Extracted records:
----------

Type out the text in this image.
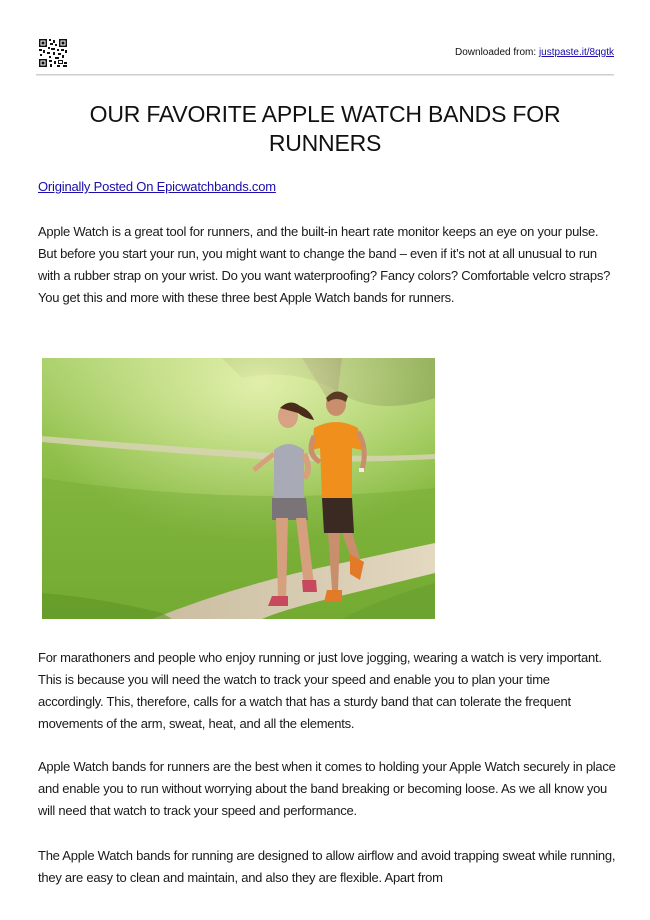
Downloaded from: justpaste.it/8qgtk
OUR FAVORITE APPLE WATCH BANDS FOR RUNNERS
Originally Posted On Epicwatchbands.com

Apple Watch is a great tool for runners, and the built-in heart rate monitor keeps an eye on your pulse. But before you start your run, you might want to change the band – even if it’s not at all unusual to run with a rubber strap on your wrist. Do you want waterproofing? Fancy colors? Comfortable velcro straps? You get this and more with these three best Apple Watch bands for runners.

For marathoners and people who enjoy running or just love jogging, wearing a watch is very important. This is because you will need the watch to track your speed and enable you to plan your time accordingly. This, therefore, calls for a watch that has a sturdy band that can tolerate the frequent movements of the arm, sweat, heat, and all the elements.

Apple Watch bands for runners are the best when it comes to holding your Apple Watch securely in place and enable you to run without worrying about the band breaking or becoming loose. As we all know you will need that watch to track your speed and performance.

The Apple Watch bands for running are designed to allow airflow and avoid trapping sweat while running, they are easy to clean and maintain, and also they are flexible. Apart from
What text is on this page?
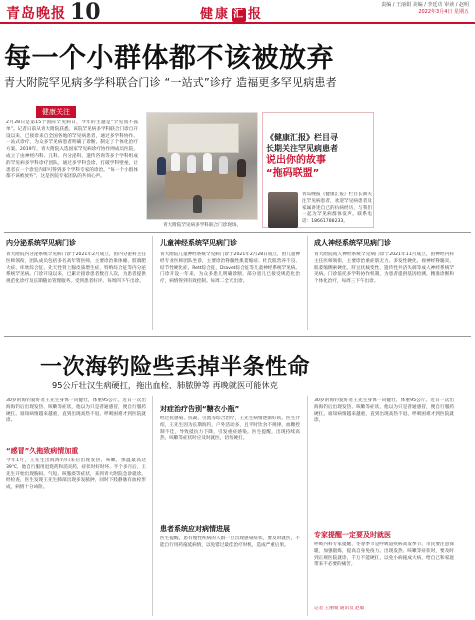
青岛晚报 10	健康 汇 报
责编 / 王丽娟 美编 / 李廷功 审读 / 赵明
2022年3月4日 星期五
每一个小群体都不该被放弃
青大附院罕见病多学科联合门诊 “一站式”诊疗 造福更多罕见病患者
健康关注
2月28日是第15个国际罕见病日，今年的主题是“罕见而不孤单”。记者日前从青大附院获悉，该院罕见病多学科联合门诊自开设以来，已接诊来自全国各地的罕见病患者，通过多学科协作、一站式诊疗，为众多罕见病患者明确了诊断、制定了个体化治疗方案。2019年，青大附院入选国家罕见病诊疗协作网成员医院，成立了由神经内科、儿科、内分泌科、遗传咨询等多个学科组成的罕见病多学科诊疗团队，通过多学科会诊，打破学科壁垒，让患者在一个诊室内即可得到多个学科专家的诊治。“每一个小群体都不该被放弃”，这是医院专家团队的共同心声。
青大附院罕见病多学科联合门诊现场。
《健康汇报》栏目寻
长期关注罕见病患者
说出你的故事
“拖码联盟”
青岛晚报《健康汇报》栏目长期关注罕见病患者，欢迎罕见病患者及家属讲述自己的抗病经历，与我们一起为罕见病群体发声。联系电话：18661788233。
内分泌系统罕见病门诊
青大附院内分泌系统罕见病门诊于2021年2月成立，由内分泌科主任医师领衔，团队成员包括多名高年资医师，主要诊治垂体瘤、肢端肥大症、库欣综合征、先天性肾上腺皮质增生症、特纳综合征等内分泌系统罕见病。门诊开设以来，已累计接诊患者数百人次，为患者提供规范化诊疗及长期随访管理服务，受到患者好评。每周四下午出诊。
儿童神经系统罕见病门诊
青大附院儿童神经系统罕见病门诊于2021年2月28日成立，由儿童神经专业医师团队坐诊，主要诊治脊髓性肌萎缩症、杜氏肌营养不良、结节性硬化症、Rett综合征、Dravet综合征等儿童神经系统罕见病。门诊开设一年来，为众多患儿明确诊断，部分患儿已接受规范化治疗，病情得到有效控制。每周二全天出诊。
成人神经系统罕见病门诊
青大附院成人神经系统罕见病门诊于2021年11月成立，由神经内科主任医师领衔，主要诊治重症肌无力、多发性硬化、视神经脊髓炎、肌萎缩侧索硬化、肝豆状核变性、遗传性共济失调等成人神经系统罕见病。门诊依托多学科协作机制，为患者提供基因检测、精准诊断和个体化治疗，每周三下午出诊。
一次海钓险些丢掉半条性命
95公斤壮汉生病硬扛，拖出血栓、肺脓肿等 再晚就医可能休克
30岁的海钓爱好者王先生身体一向健壮，体重95公斤。近日一次出海海钓后出现发热、咳嗽等症状，他以为只是普通感冒，便自行服药硬扛。谁知病情越来越重，直到出现高热不退、呼吸困难才到医院就诊。
“感冒”久拖致病情加重
今年1月，王先生出海海钓归来后出现发热、咳嗽，体温最高达39℃，他自行服用退烧药和消炎药，症状时好时坏。半个多月后，王先生开始出现胸闷、气短、咳脓痰等症状，来到青大附院急诊就诊。经检查，医生发现王先生肺部出现多发脓肿，同时下肢静脉有血栓形成，病情十分凶险。
对症治疗告别“糖衣小瓶”
经过抗感染、抗凝、引流等综合治疗，王先生病情逐渐好转。医生介绍，王先生因为长期海钓，户外活动多，且平时饮食不规律，血糖控制不佳，导致抵抗力下降，引发重症感染。医生提醒，出现持续高热、咳嗽等症状时应及时就医，切勿硬扛。
患者系统应对病情进展
医生提醒，患有慢性疾病的人群一旦出现感染症状，要及时就医，不能自行用药拖延病情，以免错过最佳治疗时机，造成严重后果。
30岁的海钓爱好者王先生身体一向健壮，体重95公斤。近日一次出海海钓后出现发热、咳嗽等症状，他以为只是普通感冒，便自行服药硬扛。谁知病情越来越重，直到出现高热不退、呼吸困难才到医院就诊。
专家提醒一定要及时就医
呼吸内科专家提醒，冬春季节是呼吸道疾病高发季节，市民要注意保暖，加强锻炼，提高自身免疫力。出现发热、咳嗽等症状时，要及时到正规医院就诊，千万不能硬扛，以免小病拖成大病，给自己和家庭带来不必要的痛苦。
记者 王丽娟 通讯员 赵敏
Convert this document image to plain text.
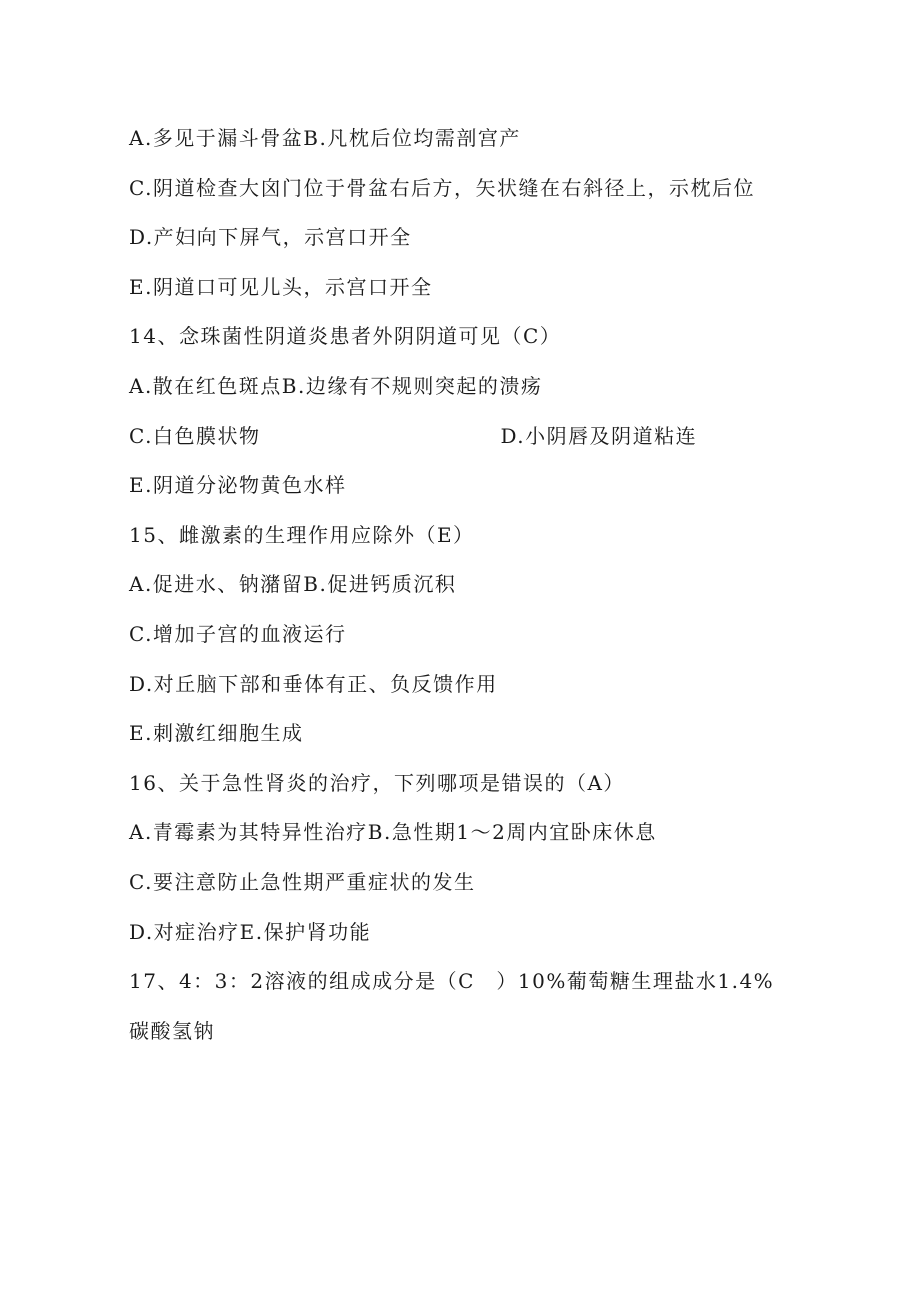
A.多见于漏斗骨盆B.凡枕后位均需剖宫产
C.阴道检查大囟门位于骨盆右后方，矢状缝在右斜径上，示枕后位
D.产妇向下屏气，示宫口开全
E.阴道口可见儿头，示宫口开全
14、念珠菌性阴道炎患者外阴阴道可见（C）
A.散在红色斑点B.边缘有不规则突起的溃疡
C.白色膜状物	D.小阴唇及阴道粘连
E.阴道分泌物黄色水样
15、雌激素的生理作用应除外（E）
A.促进水、钠潴留B.促进钙质沉积
C.增加子宫的血液运行
D.对丘脑下部和垂体有正、负反馈作用
E.刺激红细胞生成
16、关于急性肾炎的治疗，下列哪项是错误的（A）
A.青霉素为其特异性治疗B.急性期1～2周内宜卧床休息
C.要注意防止急性期严重症状的发生
D.对症治疗E.保护肾功能
17、4：3：2溶液的组成成分是（C　）10%葡萄糖生理盐水1.4%
碳酸氢钠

----------

Set exercise:
Take the records above and transcribe them exactly, dropping every picture.

Solution for this problem:
Type out the text in this image.
Downloaded from: justpaste.it/8qgtk
OUR FAVORITE APPLE WATCH BANDS FOR RUNNERS
Originally Posted On Epicwatchbands.com

Apple Watch is a great tool for runners, and the built-in heart rate monitor keeps an eye on your pulse. But before you start your run, you might want to change the band – even if it’s not at all unusual to run with a rubber strap on your wrist. Do you want waterproofing? Fancy colors? Comfortable velcro straps? You get this and more with these three best Apple Watch bands for runners.

For marathoners and people who enjoy running or just love jogging, wearing a watch is very important. This is because you will need the watch to track your speed and enable you to plan your time accordingly. This, therefore, calls for a watch that has a sturdy band that can tolerate the frequent movements of the arm, sweat, heat, and all the elements.

Apple Watch bands for runners are the best when it comes to holding your Apple Watch securely in place and enable you to run without worrying about the band breaking or becoming loose. As we all know you will need that watch to track your speed and performance.

The Apple Watch bands for running are designed to allow airflow and avoid trapping sweat while running, they are easy to clean and maintain, and also they are flexible. Apart from
What text is on this page?
青岛晚报 10	健康 汇 报
责编 / 王丽娟 美编 / 李廷功 审读 / 赵明
2022年3月4日 星期五
每一个小群体都不该被放弃
青大附院罕见病多学科联合门诊 “一站式”诊疗 造福更多罕见病患者
健康关注
2月28日是第15个国际罕见病日，今年的主题是“罕见而不孤单”。记者日前从青大附院获悉，该院罕见病多学科联合门诊自开设以来，已接诊来自全国各地的罕见病患者，通过多学科协作、一站式诊疗，为众多罕见病患者明确了诊断、制定了个体化治疗方案。2019年，青大附院入选国家罕见病诊疗协作网成员医院，成立了由神经内科、儿科、内分泌科、遗传咨询等多个学科组成的罕见病多学科诊疗团队，通过多学科会诊，打破学科壁垒，让患者在一个诊室内即可得到多个学科专家的诊治。“每一个小群体都不该被放弃”，这是医院专家团队的共同心声。
青大附院罕见病多学科联合门诊现场。
《健康汇报》栏目寻
长期关注罕见病患者
说出你的故事
“拖码联盟”
青岛晚报《健康汇报》栏目长期关注罕见病患者，欢迎罕见病患者及家属讲述自己的抗病经历，与我们一起为罕见病群体发声。联系电话：18661788233。
内分泌系统罕见病门诊
青大附院内分泌系统罕见病门诊于2021年2月成立，由内分泌科主任医师领衔，团队成员包括多名高年资医师，主要诊治垂体瘤、肢端肥大症、库欣综合征、先天性肾上腺皮质增生症、特纳综合征等内分泌系统罕见病。门诊开设以来，已累计接诊患者数百人次，为患者提供规范化诊疗及长期随访管理服务，受到患者好评。每周四下午出诊。
儿童神经系统罕见病门诊
青大附院儿童神经系统罕见病门诊于2021年2月28日成立，由儿童神经专业医师团队坐诊，主要诊治脊髓性肌萎缩症、杜氏肌营养不良、结节性硬化症、Rett综合征、Dravet综合征等儿童神经系统罕见病。门诊开设一年来，为众多患儿明确诊断，部分患儿已接受规范化治疗，病情得到有效控制。每周二全天出诊。
成人神经系统罕见病门诊
青大附院成人神经系统罕见病门诊于2021年11月成立，由神经内科主任医师领衔，主要诊治重症肌无力、多发性硬化、视神经脊髓炎、肌萎缩侧索硬化、肝豆状核变性、遗传性共济失调等成人神经系统罕见病。门诊依托多学科协作机制，为患者提供基因检测、精准诊断和个体化治疗，每周三下午出诊。
一次海钓险些丢掉半条性命
95公斤壮汉生病硬扛，拖出血栓、肺脓肿等 再晚就医可能休克
30岁的海钓爱好者王先生身体一向健壮，体重95公斤。近日一次出海海钓后出现发热、咳嗽等症状，他以为只是普通感冒，便自行服药硬扛。谁知病情越来越重，直到出现高热不退、呼吸困难才到医院就诊。
“感冒”久拖致病情加重
今年1月，王先生出海海钓归来后出现发热、咳嗽，体温最高达39℃，他自行服用退烧药和消炎药，症状时好时坏。半个多月后，王先生开始出现胸闷、气短、咳脓痰等症状，来到青大附院急诊就诊。经检查，医生发现王先生肺部出现多发脓肿，同时下肢静脉有血栓形成，病情十分凶险。
对症治疗告别“糖衣小瓶”
经过抗感染、抗凝、引流等综合治疗，王先生病情逐渐好转。医生介绍，王先生因为长期海钓，户外活动多，且平时饮食不规律，血糖控制不佳，导致抵抗力下降，引发重症感染。医生提醒，出现持续高热、咳嗽等症状时应及时就医，切勿硬扛。
患者系统应对病情进展
医生提醒，患有慢性疾病的人群一旦出现感染症状，要及时就医，不能自行用药拖延病情，以免错过最佳治疗时机，造成严重后果。
30岁的海钓爱好者王先生身体一向健壮，体重95公斤。近日一次出海海钓后出现发热、咳嗽等症状，他以为只是普通感冒，便自行服药硬扛。谁知病情越来越重，直到出现高热不退、呼吸困难才到医院就诊。
专家提醒一定要及时就医
呼吸内科专家提醒，冬春季节是呼吸道疾病高发季节，市民要注意保暖，加强锻炼，提高自身免疫力。出现发热、咳嗽等症状时，要及时到正规医院就诊，千万不能硬扛，以免小病拖成大病，给自己和家庭带来不必要的痛苦。
记者 王丽娟 通讯员 赵敏
Convert this document image to plain text.
A.多见于漏斗骨盆B.凡枕后位均需剖宫产
C.阴道检查大囟门位于骨盆右后方，矢状缝在右斜径上，示枕后位
D.产妇向下屏气，示宫口开全
E.阴道口可见儿头，示宫口开全
14、念珠菌性阴道炎患者外阴阴道可见（C）
A.散在红色斑点B.边缘有不规则突起的溃疡
C.白色膜状物	D.小阴唇及阴道粘连
E.阴道分泌物黄色水样
15、雌激素的生理作用应除外（E）
A.促进水、钠潴留B.促进钙质沉积
C.增加子宫的血液运行
D.对丘脑下部和垂体有正、负反馈作用
E.刺激红细胞生成
16、关于急性肾炎的治疗，下列哪项是错误的（A）
A.青霉素为其特异性治疗B.急性期1～2周内宜卧床休息
C.要注意防止急性期严重症状的发生
D.对症治疗E.保护肾功能
17、4：3：2溶液的组成成分是（C　）10%葡萄糖生理盐水1.4%
碳酸氢钠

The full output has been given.